* [What is required]: Swap every occurrence of "row-number" in the data below for "row-index" and reproduce all lines otherwise unchanged.

Region annotation data
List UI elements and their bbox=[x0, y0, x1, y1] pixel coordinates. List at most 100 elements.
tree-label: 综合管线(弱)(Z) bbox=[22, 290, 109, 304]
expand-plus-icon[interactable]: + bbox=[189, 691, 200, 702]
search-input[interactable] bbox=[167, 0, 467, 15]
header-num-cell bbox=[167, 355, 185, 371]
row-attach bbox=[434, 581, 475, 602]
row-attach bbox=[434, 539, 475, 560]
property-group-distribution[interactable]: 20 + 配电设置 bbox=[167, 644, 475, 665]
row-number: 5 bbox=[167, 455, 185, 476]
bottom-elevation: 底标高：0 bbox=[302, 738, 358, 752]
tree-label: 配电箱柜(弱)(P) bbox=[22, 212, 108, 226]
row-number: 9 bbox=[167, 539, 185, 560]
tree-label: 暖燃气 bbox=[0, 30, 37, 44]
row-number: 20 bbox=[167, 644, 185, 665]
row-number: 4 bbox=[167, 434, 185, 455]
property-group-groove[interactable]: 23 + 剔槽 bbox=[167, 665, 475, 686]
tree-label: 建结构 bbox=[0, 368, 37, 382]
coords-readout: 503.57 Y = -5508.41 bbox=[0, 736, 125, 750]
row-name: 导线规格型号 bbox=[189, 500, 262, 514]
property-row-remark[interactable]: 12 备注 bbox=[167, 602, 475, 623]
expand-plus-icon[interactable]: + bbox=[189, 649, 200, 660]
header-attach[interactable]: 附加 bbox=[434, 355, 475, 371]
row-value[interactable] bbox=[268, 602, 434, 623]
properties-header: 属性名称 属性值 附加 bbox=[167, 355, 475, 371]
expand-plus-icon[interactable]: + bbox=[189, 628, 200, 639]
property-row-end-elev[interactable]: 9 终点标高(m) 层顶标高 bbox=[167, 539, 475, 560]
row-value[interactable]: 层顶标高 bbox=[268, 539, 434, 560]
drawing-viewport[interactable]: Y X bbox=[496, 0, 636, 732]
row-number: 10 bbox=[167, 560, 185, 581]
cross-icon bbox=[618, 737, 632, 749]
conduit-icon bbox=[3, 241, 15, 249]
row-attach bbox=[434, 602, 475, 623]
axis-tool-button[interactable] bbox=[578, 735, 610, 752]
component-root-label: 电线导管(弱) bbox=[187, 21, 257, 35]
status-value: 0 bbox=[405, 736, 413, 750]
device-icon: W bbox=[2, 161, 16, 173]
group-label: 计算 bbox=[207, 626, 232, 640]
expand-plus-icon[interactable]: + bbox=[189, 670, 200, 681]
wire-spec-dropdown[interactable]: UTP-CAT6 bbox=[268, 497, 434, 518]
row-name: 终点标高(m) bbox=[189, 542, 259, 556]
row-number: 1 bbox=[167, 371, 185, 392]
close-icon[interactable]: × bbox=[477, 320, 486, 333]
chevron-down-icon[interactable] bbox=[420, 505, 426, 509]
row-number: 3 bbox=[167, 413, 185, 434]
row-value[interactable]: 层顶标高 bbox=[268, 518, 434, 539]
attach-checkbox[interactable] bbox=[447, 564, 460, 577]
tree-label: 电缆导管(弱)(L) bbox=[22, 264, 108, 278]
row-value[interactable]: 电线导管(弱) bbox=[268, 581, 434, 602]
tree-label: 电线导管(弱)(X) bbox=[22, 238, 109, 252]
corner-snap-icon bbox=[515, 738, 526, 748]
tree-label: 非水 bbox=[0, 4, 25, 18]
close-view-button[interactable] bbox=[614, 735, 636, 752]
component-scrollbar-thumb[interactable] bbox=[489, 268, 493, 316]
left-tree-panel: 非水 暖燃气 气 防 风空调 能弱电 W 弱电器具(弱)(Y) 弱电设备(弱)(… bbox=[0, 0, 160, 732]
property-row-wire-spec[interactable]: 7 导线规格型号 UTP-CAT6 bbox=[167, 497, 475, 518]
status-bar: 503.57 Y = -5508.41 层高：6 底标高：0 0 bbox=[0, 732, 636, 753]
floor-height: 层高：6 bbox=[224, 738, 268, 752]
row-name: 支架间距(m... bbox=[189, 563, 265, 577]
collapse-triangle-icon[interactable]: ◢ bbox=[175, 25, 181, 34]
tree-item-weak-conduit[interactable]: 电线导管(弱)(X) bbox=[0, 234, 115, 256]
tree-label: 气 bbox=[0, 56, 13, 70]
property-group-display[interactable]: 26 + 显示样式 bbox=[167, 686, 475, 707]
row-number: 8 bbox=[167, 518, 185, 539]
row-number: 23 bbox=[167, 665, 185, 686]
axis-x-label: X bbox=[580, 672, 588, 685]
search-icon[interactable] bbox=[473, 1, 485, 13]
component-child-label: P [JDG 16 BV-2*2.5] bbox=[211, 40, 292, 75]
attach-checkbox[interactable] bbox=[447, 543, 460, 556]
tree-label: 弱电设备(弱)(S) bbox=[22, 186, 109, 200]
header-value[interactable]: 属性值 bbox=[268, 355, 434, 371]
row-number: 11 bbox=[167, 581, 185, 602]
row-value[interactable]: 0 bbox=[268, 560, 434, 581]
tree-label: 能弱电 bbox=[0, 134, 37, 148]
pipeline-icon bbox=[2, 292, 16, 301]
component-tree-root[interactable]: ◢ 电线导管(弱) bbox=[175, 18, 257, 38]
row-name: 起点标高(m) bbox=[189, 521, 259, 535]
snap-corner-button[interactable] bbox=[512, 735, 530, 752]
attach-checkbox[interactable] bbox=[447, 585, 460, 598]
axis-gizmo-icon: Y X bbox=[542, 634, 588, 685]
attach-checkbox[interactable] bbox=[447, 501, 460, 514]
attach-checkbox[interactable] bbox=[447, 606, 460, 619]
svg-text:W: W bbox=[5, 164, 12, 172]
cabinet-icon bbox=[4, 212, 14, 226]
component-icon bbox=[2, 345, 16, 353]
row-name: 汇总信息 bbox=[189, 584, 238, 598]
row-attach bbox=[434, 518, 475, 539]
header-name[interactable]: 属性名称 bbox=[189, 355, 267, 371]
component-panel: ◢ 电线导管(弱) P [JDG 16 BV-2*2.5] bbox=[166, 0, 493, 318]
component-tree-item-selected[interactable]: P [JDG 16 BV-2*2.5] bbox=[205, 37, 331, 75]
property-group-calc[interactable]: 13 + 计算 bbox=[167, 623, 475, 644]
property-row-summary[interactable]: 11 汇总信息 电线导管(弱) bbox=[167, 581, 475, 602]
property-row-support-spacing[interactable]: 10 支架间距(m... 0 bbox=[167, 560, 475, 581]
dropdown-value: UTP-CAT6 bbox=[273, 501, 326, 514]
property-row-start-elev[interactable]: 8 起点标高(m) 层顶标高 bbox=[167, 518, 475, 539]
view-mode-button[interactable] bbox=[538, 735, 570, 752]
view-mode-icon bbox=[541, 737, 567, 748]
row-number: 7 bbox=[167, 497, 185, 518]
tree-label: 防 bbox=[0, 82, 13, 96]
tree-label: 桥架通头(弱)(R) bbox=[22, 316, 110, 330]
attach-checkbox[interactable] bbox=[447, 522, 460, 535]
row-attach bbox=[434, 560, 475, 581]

* [Answer]:
List UI elements and their bbox=[x0, y0, x1, y1] pixel coordinates. List at most 100 elements.
tree-label: 综合管线(弱)(Z) bbox=[22, 290, 109, 304]
expand-plus-icon[interactable]: + bbox=[189, 691, 200, 702]
search-input[interactable] bbox=[167, 0, 467, 15]
header-num-cell bbox=[167, 355, 185, 371]
row-attach bbox=[434, 581, 475, 602]
row-attach bbox=[434, 539, 475, 560]
property-group-distribution[interactable]: 20 + 配电设置 bbox=[167, 644, 475, 665]
row-index: 5 bbox=[167, 455, 185, 476]
bottom-elevation: 底标高：0 bbox=[302, 738, 358, 752]
tree-label: 配电箱柜(弱)(P) bbox=[22, 212, 108, 226]
row-index: 9 bbox=[167, 539, 185, 560]
tree-label: 暖燃气 bbox=[0, 30, 37, 44]
row-index: 20 bbox=[167, 644, 185, 665]
row-index: 4 bbox=[167, 434, 185, 455]
property-group-groove[interactable]: 23 + 剔槽 bbox=[167, 665, 475, 686]
tree-label: 建结构 bbox=[0, 368, 37, 382]
coords-readout: 503.57 Y = -5508.41 bbox=[0, 736, 125, 750]
row-name: 导线规格型号 bbox=[189, 500, 262, 514]
property-row-remark[interactable]: 12 备注 bbox=[167, 602, 475, 623]
expand-plus-icon[interactable]: + bbox=[189, 649, 200, 660]
header-attach[interactable]: 附加 bbox=[434, 355, 475, 371]
row-value[interactable] bbox=[268, 602, 434, 623]
properties-header: 属性名称 属性值 附加 bbox=[167, 355, 475, 371]
expand-plus-icon[interactable]: + bbox=[189, 628, 200, 639]
property-row-end-elev[interactable]: 9 终点标高(m) 层顶标高 bbox=[167, 539, 475, 560]
row-value[interactable]: 层顶标高 bbox=[268, 539, 434, 560]
drawing-viewport[interactable]: Y X bbox=[496, 0, 636, 732]
row-index: 10 bbox=[167, 560, 185, 581]
cross-icon bbox=[618, 737, 632, 749]
conduit-icon bbox=[3, 241, 15, 249]
row-attach bbox=[434, 602, 475, 623]
axis-tool-button[interactable] bbox=[578, 735, 610, 752]
component-root-label: 电线导管(弱) bbox=[187, 21, 257, 35]
status-value: 0 bbox=[405, 736, 413, 750]
device-icon: W bbox=[2, 161, 16, 173]
group-label: 计算 bbox=[207, 626, 232, 640]
expand-plus-icon[interactable]: + bbox=[189, 670, 200, 681]
wire-spec-dropdown[interactable]: UTP-CAT6 bbox=[268, 497, 434, 518]
row-name: 终点标高(m) bbox=[189, 542, 259, 556]
row-index: 1 bbox=[167, 371, 185, 392]
close-icon[interactable]: × bbox=[477, 320, 486, 333]
chevron-down-icon[interactable] bbox=[420, 505, 426, 509]
row-index: 3 bbox=[167, 413, 185, 434]
row-value[interactable]: 层顶标高 bbox=[268, 518, 434, 539]
attach-checkbox[interactable] bbox=[447, 564, 460, 577]
tree-label: 电缆导管(弱)(L) bbox=[22, 264, 108, 278]
row-value[interactable]: 电线导管(弱) bbox=[268, 581, 434, 602]
tree-label: 电线导管(弱)(X) bbox=[22, 238, 109, 252]
corner-snap-icon bbox=[515, 738, 526, 748]
tree-label: 非水 bbox=[0, 4, 25, 18]
close-view-button[interactable] bbox=[614, 735, 636, 752]
component-scrollbar-thumb[interactable] bbox=[489, 268, 493, 316]
left-tree-panel: 非水 暖燃气 气 防 风空调 能弱电 W 弱电器具(弱)(Y) 弱电设备(弱)(… bbox=[0, 0, 160, 732]
property-row-wire-spec[interactable]: 7 导线规格型号 UTP-CAT6 bbox=[167, 497, 475, 518]
status-bar: 503.57 Y = -5508.41 层高：6 底标高：0 0 bbox=[0, 732, 636, 753]
floor-height: 层高：6 bbox=[224, 738, 268, 752]
row-name: 支架间距(m... bbox=[189, 563, 265, 577]
collapse-triangle-icon[interactable]: ◢ bbox=[175, 25, 181, 34]
tree-item-weak-conduit[interactable]: 电线导管(弱)(X) bbox=[0, 234, 115, 256]
tree-label: 气 bbox=[0, 56, 13, 70]
property-group-display[interactable]: 26 + 显示样式 bbox=[167, 686, 475, 707]
row-index: 8 bbox=[167, 518, 185, 539]
row-index: 23 bbox=[167, 665, 185, 686]
axis-x-label: X bbox=[580, 672, 588, 685]
search-icon[interactable] bbox=[473, 1, 485, 13]
component-child-label: P [JDG 16 BV-2*2.5] bbox=[211, 40, 292, 75]
attach-checkbox[interactable] bbox=[447, 543, 460, 556]
tree-label: 弱电设备(弱)(S) bbox=[22, 186, 109, 200]
header-value[interactable]: 属性值 bbox=[268, 355, 434, 371]
row-index: 11 bbox=[167, 581, 185, 602]
row-value[interactable]: 0 bbox=[268, 560, 434, 581]
tree-label: 能弱电 bbox=[0, 134, 37, 148]
pipeline-icon bbox=[2, 292, 16, 301]
component-tree-root[interactable]: ◢ 电线导管(弱) bbox=[175, 18, 257, 38]
row-name: 起点标高(m) bbox=[189, 521, 259, 535]
snap-corner-button[interactable] bbox=[512, 735, 530, 752]
attach-checkbox[interactable] bbox=[447, 585, 460, 598]
axis-gizmo-icon: Y X bbox=[542, 634, 588, 685]
attach-checkbox[interactable] bbox=[447, 501, 460, 514]
attach-checkbox[interactable] bbox=[447, 606, 460, 619]
svg-text:W: W bbox=[5, 164, 12, 172]
cabinet-icon bbox=[4, 212, 14, 226]
component-icon bbox=[2, 345, 16, 353]
row-name: 汇总信息 bbox=[189, 584, 238, 598]
row-attach bbox=[434, 518, 475, 539]
header-name[interactable]: 属性名称 bbox=[189, 355, 267, 371]
component-panel: ◢ 电线导管(弱) P [JDG 16 BV-2*2.5] bbox=[166, 0, 493, 318]
component-tree-item-selected[interactable]: P [JDG 16 BV-2*2.5] bbox=[205, 37, 331, 75]
property-group-calc[interactable]: 13 + 计算 bbox=[167, 623, 475, 644]
property-row-summary[interactable]: 11 汇总信息 电线导管(弱) bbox=[167, 581, 475, 602]
property-row-support-spacing[interactable]: 10 支架间距(m... 0 bbox=[167, 560, 475, 581]
dropdown-value: UTP-CAT6 bbox=[273, 501, 326, 514]
property-row-start-elev[interactable]: 8 起点标高(m) 层顶标高 bbox=[167, 518, 475, 539]
view-mode-button[interactable] bbox=[538, 735, 570, 752]
view-mode-icon bbox=[541, 737, 567, 748]
row-index: 7 bbox=[167, 497, 185, 518]
tree-label: 防 bbox=[0, 82, 13, 96]
tree-label: 桥架通头(弱)(R) bbox=[22, 316, 110, 330]
attach-checkbox[interactable] bbox=[447, 522, 460, 535]
row-attach bbox=[434, 560, 475, 581]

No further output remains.